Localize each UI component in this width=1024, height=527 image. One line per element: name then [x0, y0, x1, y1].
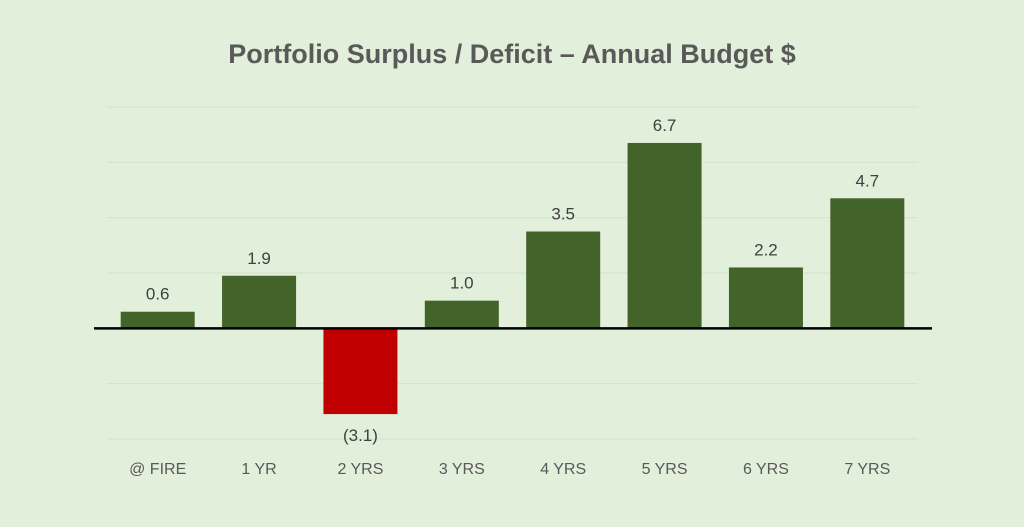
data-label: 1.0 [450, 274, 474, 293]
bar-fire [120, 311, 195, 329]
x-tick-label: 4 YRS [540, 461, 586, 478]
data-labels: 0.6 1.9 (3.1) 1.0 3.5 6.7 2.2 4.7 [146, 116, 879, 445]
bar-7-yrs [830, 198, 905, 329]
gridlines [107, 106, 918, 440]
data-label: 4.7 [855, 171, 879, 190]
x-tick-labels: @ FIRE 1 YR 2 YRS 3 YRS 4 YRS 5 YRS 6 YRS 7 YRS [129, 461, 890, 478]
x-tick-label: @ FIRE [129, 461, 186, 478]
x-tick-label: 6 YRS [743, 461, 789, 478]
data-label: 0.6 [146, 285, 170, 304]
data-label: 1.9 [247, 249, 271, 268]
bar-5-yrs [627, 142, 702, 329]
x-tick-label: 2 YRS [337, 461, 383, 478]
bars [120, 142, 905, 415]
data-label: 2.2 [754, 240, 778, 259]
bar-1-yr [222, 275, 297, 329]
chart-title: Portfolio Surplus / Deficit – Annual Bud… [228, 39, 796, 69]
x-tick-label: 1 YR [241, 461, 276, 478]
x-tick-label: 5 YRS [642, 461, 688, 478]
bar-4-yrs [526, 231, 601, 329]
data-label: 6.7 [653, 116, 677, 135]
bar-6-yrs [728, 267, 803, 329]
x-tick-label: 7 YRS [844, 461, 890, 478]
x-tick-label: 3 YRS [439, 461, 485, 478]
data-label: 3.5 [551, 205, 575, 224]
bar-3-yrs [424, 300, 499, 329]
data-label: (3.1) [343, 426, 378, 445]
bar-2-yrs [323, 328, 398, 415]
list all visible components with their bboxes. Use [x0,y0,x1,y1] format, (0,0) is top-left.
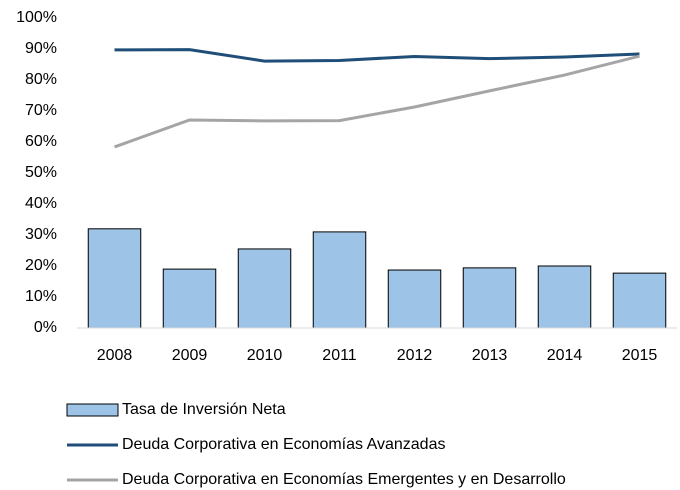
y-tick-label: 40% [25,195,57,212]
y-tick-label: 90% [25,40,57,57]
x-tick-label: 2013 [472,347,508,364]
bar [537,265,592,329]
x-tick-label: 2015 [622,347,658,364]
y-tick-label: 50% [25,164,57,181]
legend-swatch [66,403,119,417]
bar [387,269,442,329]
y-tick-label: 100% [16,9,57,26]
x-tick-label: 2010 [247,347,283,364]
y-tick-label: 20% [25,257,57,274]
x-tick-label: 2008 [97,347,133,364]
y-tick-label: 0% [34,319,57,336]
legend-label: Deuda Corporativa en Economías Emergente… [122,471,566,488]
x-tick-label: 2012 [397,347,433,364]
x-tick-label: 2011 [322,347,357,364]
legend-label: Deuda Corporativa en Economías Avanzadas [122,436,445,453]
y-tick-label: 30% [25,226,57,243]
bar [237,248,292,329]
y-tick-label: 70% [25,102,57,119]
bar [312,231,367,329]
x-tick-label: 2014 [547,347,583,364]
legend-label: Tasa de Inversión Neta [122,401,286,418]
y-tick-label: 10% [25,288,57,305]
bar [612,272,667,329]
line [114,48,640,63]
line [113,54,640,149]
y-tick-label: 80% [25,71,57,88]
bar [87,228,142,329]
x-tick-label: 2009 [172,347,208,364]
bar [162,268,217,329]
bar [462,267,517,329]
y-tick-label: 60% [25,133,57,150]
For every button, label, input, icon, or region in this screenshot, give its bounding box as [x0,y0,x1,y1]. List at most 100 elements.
--------------------------------
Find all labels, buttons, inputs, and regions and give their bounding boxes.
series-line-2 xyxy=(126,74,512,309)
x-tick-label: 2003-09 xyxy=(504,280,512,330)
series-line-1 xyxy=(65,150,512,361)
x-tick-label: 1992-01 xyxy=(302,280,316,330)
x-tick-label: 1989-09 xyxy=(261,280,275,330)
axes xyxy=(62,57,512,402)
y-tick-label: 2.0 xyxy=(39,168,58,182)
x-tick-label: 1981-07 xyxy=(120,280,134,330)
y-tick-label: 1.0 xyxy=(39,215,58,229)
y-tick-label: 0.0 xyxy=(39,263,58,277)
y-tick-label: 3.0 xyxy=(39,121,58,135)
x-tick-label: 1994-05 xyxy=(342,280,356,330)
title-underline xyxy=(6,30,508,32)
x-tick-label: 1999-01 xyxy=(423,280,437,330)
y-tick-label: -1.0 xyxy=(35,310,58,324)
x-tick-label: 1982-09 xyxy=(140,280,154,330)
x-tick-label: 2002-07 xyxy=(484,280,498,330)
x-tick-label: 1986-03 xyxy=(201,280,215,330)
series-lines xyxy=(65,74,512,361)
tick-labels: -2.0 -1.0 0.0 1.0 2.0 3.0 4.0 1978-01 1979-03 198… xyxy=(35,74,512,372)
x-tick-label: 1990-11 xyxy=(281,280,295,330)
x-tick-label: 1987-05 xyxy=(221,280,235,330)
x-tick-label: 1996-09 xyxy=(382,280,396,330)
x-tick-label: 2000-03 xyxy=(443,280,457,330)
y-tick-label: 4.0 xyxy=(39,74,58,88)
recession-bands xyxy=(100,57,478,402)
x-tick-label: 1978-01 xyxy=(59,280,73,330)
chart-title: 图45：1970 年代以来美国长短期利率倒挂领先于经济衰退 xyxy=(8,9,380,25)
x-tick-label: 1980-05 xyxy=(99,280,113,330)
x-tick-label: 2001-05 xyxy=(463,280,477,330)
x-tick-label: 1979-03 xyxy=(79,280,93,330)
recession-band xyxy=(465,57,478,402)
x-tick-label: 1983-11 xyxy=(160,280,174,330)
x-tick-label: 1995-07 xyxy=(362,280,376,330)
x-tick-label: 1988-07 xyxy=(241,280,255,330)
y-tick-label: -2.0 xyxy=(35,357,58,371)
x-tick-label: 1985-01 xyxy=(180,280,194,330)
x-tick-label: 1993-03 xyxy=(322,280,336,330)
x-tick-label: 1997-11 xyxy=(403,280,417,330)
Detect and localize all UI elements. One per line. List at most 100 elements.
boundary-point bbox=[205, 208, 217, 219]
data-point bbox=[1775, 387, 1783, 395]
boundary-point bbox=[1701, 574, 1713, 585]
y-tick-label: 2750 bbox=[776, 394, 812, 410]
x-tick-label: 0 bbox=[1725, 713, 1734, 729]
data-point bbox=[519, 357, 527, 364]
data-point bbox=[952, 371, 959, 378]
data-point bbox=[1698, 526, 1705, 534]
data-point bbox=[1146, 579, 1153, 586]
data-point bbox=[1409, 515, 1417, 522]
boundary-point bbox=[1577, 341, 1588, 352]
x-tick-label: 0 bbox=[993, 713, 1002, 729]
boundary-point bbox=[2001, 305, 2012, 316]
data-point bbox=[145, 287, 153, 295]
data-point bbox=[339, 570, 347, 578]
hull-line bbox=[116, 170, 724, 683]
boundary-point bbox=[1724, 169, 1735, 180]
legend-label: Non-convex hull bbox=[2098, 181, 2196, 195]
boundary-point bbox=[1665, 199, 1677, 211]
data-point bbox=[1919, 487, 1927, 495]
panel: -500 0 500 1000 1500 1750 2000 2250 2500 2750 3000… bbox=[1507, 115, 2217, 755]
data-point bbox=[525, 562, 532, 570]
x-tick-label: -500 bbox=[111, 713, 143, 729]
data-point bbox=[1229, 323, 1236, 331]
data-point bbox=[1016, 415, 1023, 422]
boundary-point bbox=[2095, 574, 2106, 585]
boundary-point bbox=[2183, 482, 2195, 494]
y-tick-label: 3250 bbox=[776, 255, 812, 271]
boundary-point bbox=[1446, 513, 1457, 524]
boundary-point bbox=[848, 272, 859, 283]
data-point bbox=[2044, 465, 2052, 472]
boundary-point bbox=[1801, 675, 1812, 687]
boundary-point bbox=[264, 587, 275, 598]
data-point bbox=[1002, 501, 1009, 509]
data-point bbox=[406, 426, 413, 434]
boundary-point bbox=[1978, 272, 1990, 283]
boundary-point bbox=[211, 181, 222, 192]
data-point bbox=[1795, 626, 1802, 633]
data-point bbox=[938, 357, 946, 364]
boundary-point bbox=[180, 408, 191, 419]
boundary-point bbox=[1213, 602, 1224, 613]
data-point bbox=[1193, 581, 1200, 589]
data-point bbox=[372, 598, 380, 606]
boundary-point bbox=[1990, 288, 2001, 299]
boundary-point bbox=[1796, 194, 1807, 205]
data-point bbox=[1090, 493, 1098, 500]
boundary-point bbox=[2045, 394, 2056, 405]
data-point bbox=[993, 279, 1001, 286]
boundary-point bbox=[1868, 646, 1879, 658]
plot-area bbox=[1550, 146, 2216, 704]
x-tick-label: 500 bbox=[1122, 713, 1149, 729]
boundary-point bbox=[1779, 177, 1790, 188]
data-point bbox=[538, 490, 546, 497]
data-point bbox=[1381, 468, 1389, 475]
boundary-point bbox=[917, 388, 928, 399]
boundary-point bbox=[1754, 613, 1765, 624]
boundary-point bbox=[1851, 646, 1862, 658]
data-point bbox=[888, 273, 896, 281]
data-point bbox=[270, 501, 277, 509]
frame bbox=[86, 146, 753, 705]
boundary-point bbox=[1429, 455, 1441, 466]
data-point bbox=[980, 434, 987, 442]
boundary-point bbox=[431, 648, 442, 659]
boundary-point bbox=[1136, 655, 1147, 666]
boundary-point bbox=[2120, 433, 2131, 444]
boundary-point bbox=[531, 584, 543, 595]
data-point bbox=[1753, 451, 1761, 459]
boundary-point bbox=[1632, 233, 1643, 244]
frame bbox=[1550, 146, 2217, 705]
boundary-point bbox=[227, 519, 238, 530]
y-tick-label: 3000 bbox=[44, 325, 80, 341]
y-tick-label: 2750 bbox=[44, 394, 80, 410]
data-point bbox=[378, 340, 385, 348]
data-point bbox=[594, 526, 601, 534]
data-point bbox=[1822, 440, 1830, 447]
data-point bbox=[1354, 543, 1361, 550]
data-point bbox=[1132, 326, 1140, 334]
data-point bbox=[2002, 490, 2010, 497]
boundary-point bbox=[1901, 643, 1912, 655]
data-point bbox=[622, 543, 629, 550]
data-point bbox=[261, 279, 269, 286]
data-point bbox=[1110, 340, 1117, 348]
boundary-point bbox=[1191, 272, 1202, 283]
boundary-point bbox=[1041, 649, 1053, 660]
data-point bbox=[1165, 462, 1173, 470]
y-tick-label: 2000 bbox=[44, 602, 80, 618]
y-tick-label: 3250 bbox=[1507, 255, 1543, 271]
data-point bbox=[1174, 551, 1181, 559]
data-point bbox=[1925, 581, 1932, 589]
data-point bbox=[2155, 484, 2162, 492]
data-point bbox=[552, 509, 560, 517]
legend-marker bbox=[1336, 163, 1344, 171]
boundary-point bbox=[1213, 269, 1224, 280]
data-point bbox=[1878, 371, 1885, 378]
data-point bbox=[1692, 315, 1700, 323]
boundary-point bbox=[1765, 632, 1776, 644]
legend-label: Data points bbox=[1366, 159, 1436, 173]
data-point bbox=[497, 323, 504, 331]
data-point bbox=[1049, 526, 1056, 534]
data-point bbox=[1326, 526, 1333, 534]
--------------------------------
:: CONSIGNE ::
Extrayez telles quelles les lignes des enregistrements ci-dessus. Commencez à la ligne qui contient « Find all labels, buttons, inputs, and » et arrêtez-vous après celle qui contient « x-tick-label: 1980-05 xyxy=(99,280,113,330) ».

:: RÉPONSE ::
Find all labels, buttons, inputs, and regions and give their bounding boxes.
series-line-2 xyxy=(126,74,512,309)
x-tick-label: 2003-09 xyxy=(504,280,512,330)
series-line-1 xyxy=(65,150,512,361)
x-tick-label: 1992-01 xyxy=(302,280,316,330)
x-tick-label: 1989-09 xyxy=(261,280,275,330)
axes xyxy=(62,57,512,402)
y-tick-label: 2.0 xyxy=(39,168,58,182)
x-tick-label: 1981-07 xyxy=(120,280,134,330)
y-tick-label: 1.0 xyxy=(39,215,58,229)
y-tick-label: 0.0 xyxy=(39,263,58,277)
y-tick-label: 3.0 xyxy=(39,121,58,135)
x-tick-label: 1994-05 xyxy=(342,280,356,330)
title-underline xyxy=(6,30,508,32)
x-tick-label: 1999-01 xyxy=(423,280,437,330)
y-tick-label: -1.0 xyxy=(35,310,58,324)
x-tick-label: 1982-09 xyxy=(140,280,154,330)
x-tick-label: 2002-07 xyxy=(484,280,498,330)
x-tick-label: 1986-03 xyxy=(201,280,215,330)
series-lines xyxy=(65,74,512,361)
tick-labels: -2.0 -1.0 0.0 1.0 2.0 3.0 4.0 1978-01 1979-03 198… xyxy=(35,74,512,372)
x-tick-label: 1990-11 xyxy=(281,280,295,330)
x-tick-label: 1987-05 xyxy=(221,280,235,330)
x-tick-label: 1996-09 xyxy=(382,280,396,330)
x-tick-label: 2000-03 xyxy=(443,280,457,330)
y-tick-label: 4.0 xyxy=(39,74,58,88)
recession-bands xyxy=(100,57,478,402)
x-tick-label: 1978-01 xyxy=(59,280,73,330)
chart-title: 图45：1970 年代以来美国长短期利率倒挂领先于经济衰退 xyxy=(8,9,380,25)
x-tick-label: 1980-05 xyxy=(99,280,113,330)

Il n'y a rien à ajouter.